_REQUIRED TASK_.
Images appear in the records below; leave them out and repeat everything else exactly.

(Data listing)

******

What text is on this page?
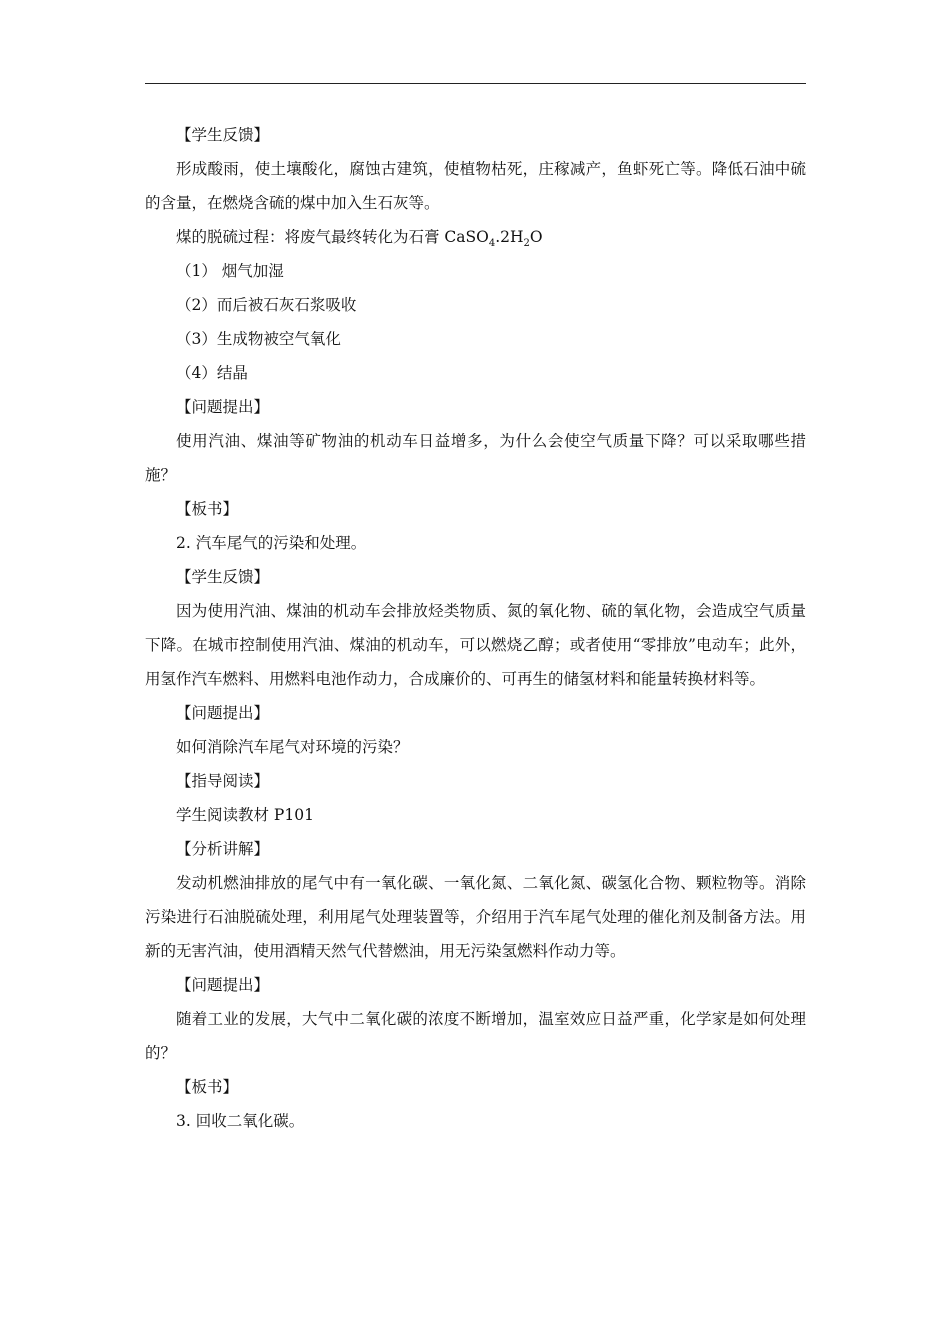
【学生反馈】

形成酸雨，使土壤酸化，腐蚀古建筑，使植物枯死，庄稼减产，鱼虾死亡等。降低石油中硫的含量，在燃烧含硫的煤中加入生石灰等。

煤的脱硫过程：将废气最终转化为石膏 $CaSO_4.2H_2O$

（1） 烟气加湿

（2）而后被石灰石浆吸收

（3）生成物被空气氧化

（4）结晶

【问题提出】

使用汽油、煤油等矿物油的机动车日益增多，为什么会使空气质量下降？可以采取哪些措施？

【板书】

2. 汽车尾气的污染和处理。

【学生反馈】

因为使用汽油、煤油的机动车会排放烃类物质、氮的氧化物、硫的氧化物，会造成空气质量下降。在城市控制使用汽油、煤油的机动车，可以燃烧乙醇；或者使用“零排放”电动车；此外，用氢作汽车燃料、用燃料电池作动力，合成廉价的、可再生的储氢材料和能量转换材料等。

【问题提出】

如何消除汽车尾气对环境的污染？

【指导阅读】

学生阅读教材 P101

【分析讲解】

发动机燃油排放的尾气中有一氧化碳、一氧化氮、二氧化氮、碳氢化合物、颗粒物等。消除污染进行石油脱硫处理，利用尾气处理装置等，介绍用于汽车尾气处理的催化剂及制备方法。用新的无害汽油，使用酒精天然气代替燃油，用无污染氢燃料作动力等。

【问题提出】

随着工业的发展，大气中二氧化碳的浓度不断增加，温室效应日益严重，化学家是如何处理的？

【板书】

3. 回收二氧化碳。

******

_EXERCISE RESPONSE_.
What text is on this page?
【学生反馈】

形成酸雨，使土壤酸化，腐蚀古建筑，使植物枯死，庄稼减产，鱼虾死亡等。降低石油中硫的含量，在燃烧含硫的煤中加入生石灰等。

煤的脱硫过程：将废气最终转化为石膏 $CaSO_4.2H_2O$

（1） 烟气加湿

（2）而后被石灰石浆吸收

（3）生成物被空气氧化

（4）结晶

【问题提出】

使用汽油、煤油等矿物油的机动车日益增多，为什么会使空气质量下降？可以采取哪些措施？

【板书】

2. 汽车尾气的污染和处理。

【学生反馈】

因为使用汽油、煤油的机动车会排放烃类物质、氮的氧化物、硫的氧化物，会造成空气质量下降。在城市控制使用汽油、煤油的机动车，可以燃烧乙醇；或者使用“零排放”电动车；此外，用氢作汽车燃料、用燃料电池作动力，合成廉价的、可再生的储氢材料和能量转换材料等。

【问题提出】

如何消除汽车尾气对环境的污染？

【指导阅读】

学生阅读教材 P101

【分析讲解】

发动机燃油排放的尾气中有一氧化碳、一氧化氮、二氧化氮、碳氢化合物、颗粒物等。消除污染进行石油脱硫处理，利用尾气处理装置等，介绍用于汽车尾气处理的催化剂及制备方法。用新的无害汽油，使用酒精天然气代替燃油，用无污染氢燃料作动力等。

【问题提出】

随着工业的发展，大气中二氧化碳的浓度不断增加，温室效应日益严重，化学家是如何处理的？

【板书】

3. 回收二氧化碳。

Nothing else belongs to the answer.